Copy all lines below exactly as written. Leave pictures out.
****************************************
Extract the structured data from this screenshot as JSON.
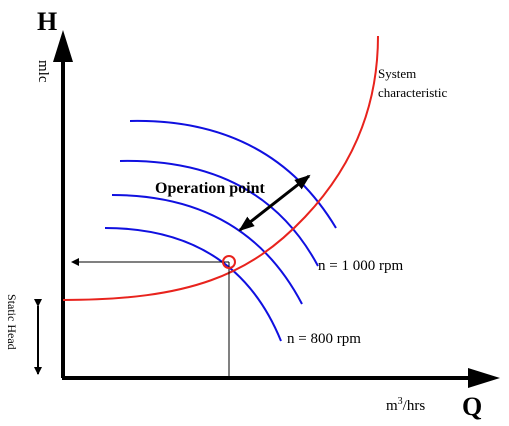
{
  "axes": {
    "y_symbol": "H",
    "y_unit": "mlc",
    "x_symbol": "Q",
    "x_unit_base": "m",
    "x_unit_exp": "3",
    "x_unit_rest": "/hrs"
  },
  "system_curve": {
    "label_line1": "System",
    "label_line2": "characteristic",
    "color": "#e8231d"
  },
  "pump_curves": {
    "color": "#1010e0",
    "high_speed_label": "n = 1 000 rpm",
    "low_speed_label": "n = 800 rpm"
  },
  "operation_point": {
    "label": "Operation point",
    "marker_color": "#e8231d"
  },
  "static_head": {
    "label": "Static Head"
  }
}
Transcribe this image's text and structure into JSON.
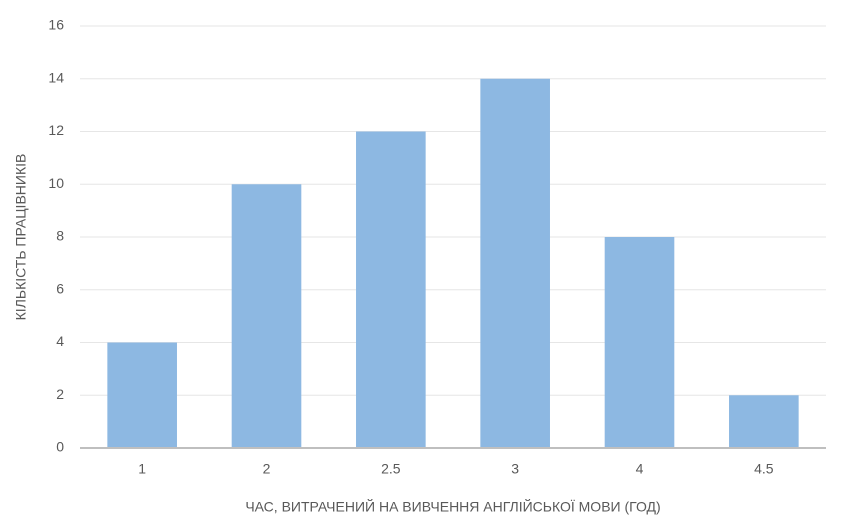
{
  "chart_data": {
    "type": "bar",
    "categories": [
      "1",
      "2",
      "2.5",
      "3",
      "4",
      "4.5"
    ],
    "values": [
      4,
      10,
      12,
      14,
      8,
      2
    ],
    "color": "#8db8e2",
    "xlabel": "ЧАС, ВИТРАЧЕНИЙ НА ВИВЧЕННЯ АНГЛІЙСЬКОЇ МОВИ (ГОД)",
    "ylabel": "КІЛЬКІСТЬ ПРАЦІВНИКІВ",
    "ylim": [
      0,
      16
    ],
    "yticks": [
      0,
      2,
      4,
      6,
      8,
      10,
      12,
      14,
      16
    ],
    "grid": true
  }
}
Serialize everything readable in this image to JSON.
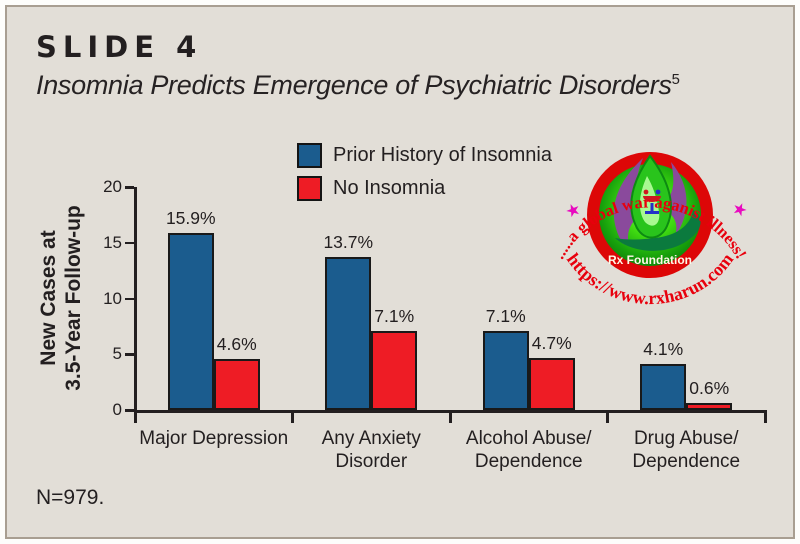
{
  "slide": {
    "label": "SLIDE 4",
    "title": "Insomnia Predicts Emergence of Psychiatric Disorders",
    "title_superscript": "5",
    "footnote": "N=979."
  },
  "watermark": {
    "arc_top": ".....a global war aganist illness!",
    "arc_bottom": "https://www.rxharun.com",
    "center_label": "Rx Foundation",
    "star": "★"
  },
  "colors": {
    "background": "#e2ded7",
    "panel_border": "#a89e91",
    "bar_blue": "#1b5c8e",
    "bar_red": "#ee1c25",
    "axis_black": "#231f20",
    "watermark_red": "#e8000d",
    "star_magenta": "#e80bbf"
  },
  "chart_data": {
    "type": "bar",
    "title": "Insomnia Predicts Emergence of Psychiatric Disorders",
    "xlabel": "",
    "ylabel": "New Cases at 3.5-Year Follow-up",
    "ylabel_lines": [
      "New Cases at",
      "3.5-Year Follow-up"
    ],
    "ylim": [
      0,
      20
    ],
    "yticks": [
      0,
      5,
      10,
      15,
      20
    ],
    "grid": false,
    "legend_position": "top-center",
    "categories": [
      "Major Depression",
      "Any Anxiety\nDisorder",
      "Alcohol Abuse/\nDependence",
      "Drug Abuse/\nDependence"
    ],
    "series": [
      {
        "name": "Prior History of Insomnia",
        "color": "#1b5c8e",
        "values": [
          15.9,
          13.7,
          7.1,
          4.1
        ],
        "value_labels": [
          "15.9%",
          "13.7%",
          "7.1%",
          "4.1%"
        ]
      },
      {
        "name": "No Insomnia",
        "color": "#ee1c25",
        "values": [
          4.6,
          7.1,
          4.7,
          0.6
        ],
        "value_labels": [
          "4.6%",
          "7.1%",
          "4.7%",
          "0.6%"
        ]
      }
    ]
  }
}
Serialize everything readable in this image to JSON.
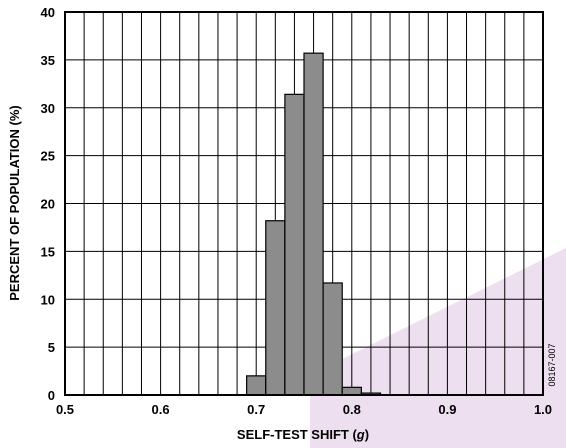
{
  "chart_data": {
    "type": "bar",
    "histogram": true,
    "xlabel_prefix": "SELF-TEST SHIFT (",
    "xlabel_unit": "g",
    "xlabel_suffix": ")",
    "ylabel": "PERCENT OF POPULATION (%)",
    "xlim": [
      0.5,
      1.0
    ],
    "ylim": [
      0,
      40
    ],
    "x_ticks": [
      0.5,
      0.6,
      0.7,
      0.8,
      0.9,
      1.0
    ],
    "x_tick_labels": [
      "0.5",
      "0.6",
      "0.7",
      "0.8",
      "0.9",
      "1.0"
    ],
    "y_ticks": [
      0,
      5,
      10,
      15,
      20,
      25,
      30,
      35,
      40
    ],
    "y_tick_labels": [
      "0",
      "5",
      "10",
      "15",
      "20",
      "25",
      "30",
      "35",
      "40"
    ],
    "grid": true,
    "vertical_grid_step": 0.02,
    "horizontal_grid_step": 5,
    "bin_width": 0.02,
    "bins": [
      {
        "start": 0.69,
        "value": 2.0
      },
      {
        "start": 0.71,
        "value": 18.2
      },
      {
        "start": 0.73,
        "value": 31.4
      },
      {
        "start": 0.75,
        "value": 35.7
      },
      {
        "start": 0.77,
        "value": 11.7
      },
      {
        "start": 0.79,
        "value": 0.8
      },
      {
        "start": 0.81,
        "value": 0.2
      }
    ],
    "bar_color": "#8c8c8c",
    "bar_edge_color": "#000000",
    "watermark_color": "#eedff0",
    "figure_id": "08167-007"
  }
}
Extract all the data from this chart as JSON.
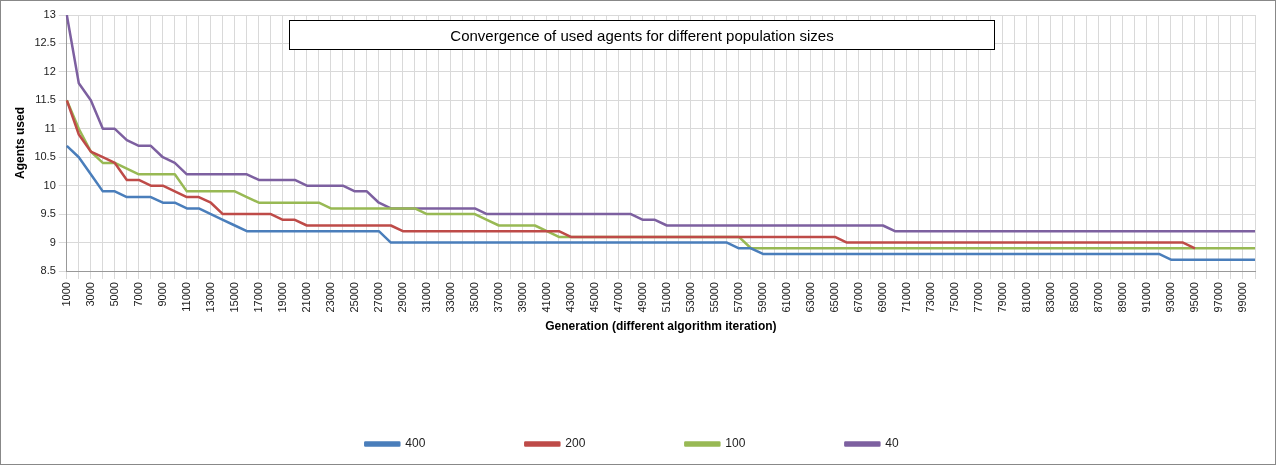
****************************************
* _THE SOLUTION_:
Extract the structured data from this screenshot as JSON.
{
  "axes": {
    "y_symbol": "H",
    "y_unit": "mlc",
    "x_symbol": "Q",
    "x_unit_base": "m",
    "x_unit_exp": "3",
    "x_unit_rest": "/hrs"
  },
  "system_curve": {
    "label_line1": "System",
    "label_line2": "characteristic",
    "color": "#e8231d"
  },
  "pump_curves": {
    "color": "#1010e0",
    "high_speed_label": "n = 1 000 rpm",
    "low_speed_label": "n = 800 rpm"
  },
  "operation_point": {
    "label": "Operation point",
    "marker_color": "#e8231d"
  },
  "static_head": {
    "label": "Static Head"
  }
}
Transcribe this image's text and structure into JSON.
{
  "chart_data": {
    "type": "bar",
    "categories": [
      "1",
      "2",
      "2.5",
      "3",
      "4",
      "4.5"
    ],
    "values": [
      4,
      10,
      12,
      14,
      8,
      2
    ],
    "color": "#8db8e2",
    "xlabel": "ЧАС, ВИТРАЧЕНИЙ НА ВИВЧЕННЯ АНГЛІЙСЬКОЇ МОВИ (ГОД)",
    "ylabel": "КІЛЬКІСТЬ ПРАЦІВНИКІВ",
    "ylim": [
      0,
      16
    ],
    "yticks": [
      0,
      2,
      4,
      6,
      8,
      10,
      12,
      14,
      16
    ],
    "grid": true
  }
}
Serialize everything readable in this image to JSON.
{
  "slide": {
    "label": "SLIDE 4",
    "title": "Insomnia Predicts Emergence of Psychiatric Disorders",
    "title_superscript": "5",
    "footnote": "N=979."
  },
  "watermark": {
    "arc_top": ".....a global war aganist illness!",
    "arc_bottom": "https://www.rxharun.com",
    "center_label": "Rx Foundation",
    "star": "★"
  },
  "colors": {
    "background": "#e2ded7",
    "panel_border": "#a89e91",
    "bar_blue": "#1b5c8e",
    "bar_red": "#ee1c25",
    "axis_black": "#231f20",
    "watermark_red": "#e8000d",
    "star_magenta": "#e80bbf"
  },
  "chart_data": {
    "type": "bar",
    "title": "Insomnia Predicts Emergence of Psychiatric Disorders",
    "xlabel": "",
    "ylabel": "New Cases at 3.5-Year Follow-up",
    "ylabel_lines": [
      "New Cases at",
      "3.5-Year Follow-up"
    ],
    "ylim": [
      0,
      20
    ],
    "yticks": [
      0,
      5,
      10,
      15,
      20
    ],
    "grid": false,
    "legend_position": "top-center",
    "categories": [
      "Major Depression",
      "Any Anxiety\nDisorder",
      "Alcohol Abuse/\nDependence",
      "Drug Abuse/\nDependence"
    ],
    "series": [
      {
        "name": "Prior History of Insomnia",
        "color": "#1b5c8e",
        "values": [
          15.9,
          13.7,
          7.1,
          4.1
        ],
        "value_labels": [
          "15.9%",
          "13.7%",
          "7.1%",
          "4.1%"
        ]
      },
      {
        "name": "No Insomnia",
        "color": "#ee1c25",
        "values": [
          4.6,
          7.1,
          4.7,
          0.6
        ],
        "value_labels": [
          "4.6%",
          "7.1%",
          "4.7%",
          "0.6%"
        ]
      }
    ]
  }
}
Serialize everything readable in this image to JSON.
{
  "chart_data": {
    "type": "bar",
    "histogram": true,
    "xlabel_prefix": "SELF-TEST SHIFT (",
    "xlabel_unit": "g",
    "xlabel_suffix": ")",
    "ylabel": "PERCENT OF POPULATION (%)",
    "xlim": [
      0.5,
      1.0
    ],
    "ylim": [
      0,
      40
    ],
    "x_ticks": [
      0.5,
      0.6,
      0.7,
      0.8,
      0.9,
      1.0
    ],
    "x_tick_labels": [
      "0.5",
      "0.6",
      "0.7",
      "0.8",
      "0.9",
      "1.0"
    ],
    "y_ticks": [
      0,
      5,
      10,
      15,
      20,
      25,
      30,
      35,
      40
    ],
    "y_tick_labels": [
      "0",
      "5",
      "10",
      "15",
      "20",
      "25",
      "30",
      "35",
      "40"
    ],
    "grid": true,
    "vertical_grid_step": 0.02,
    "horizontal_grid_step": 5,
    "bin_width": 0.02,
    "bins": [
      {
        "start": 0.69,
        "value": 2.0
      },
      {
        "start": 0.71,
        "value": 18.2
      },
      {
        "start": 0.73,
        "value": 31.4
      },
      {
        "start": 0.75,
        "value": 35.7
      },
      {
        "start": 0.77,
        "value": 11.7
      },
      {
        "start": 0.79,
        "value": 0.8
      },
      {
        "start": 0.81,
        "value": 0.2
      }
    ],
    "bar_color": "#8c8c8c",
    "bar_edge_color": "#000000",
    "watermark_color": "#eedff0",
    "figure_id": "08167-007"
  }
}
Extract all the data from this chart as JSON.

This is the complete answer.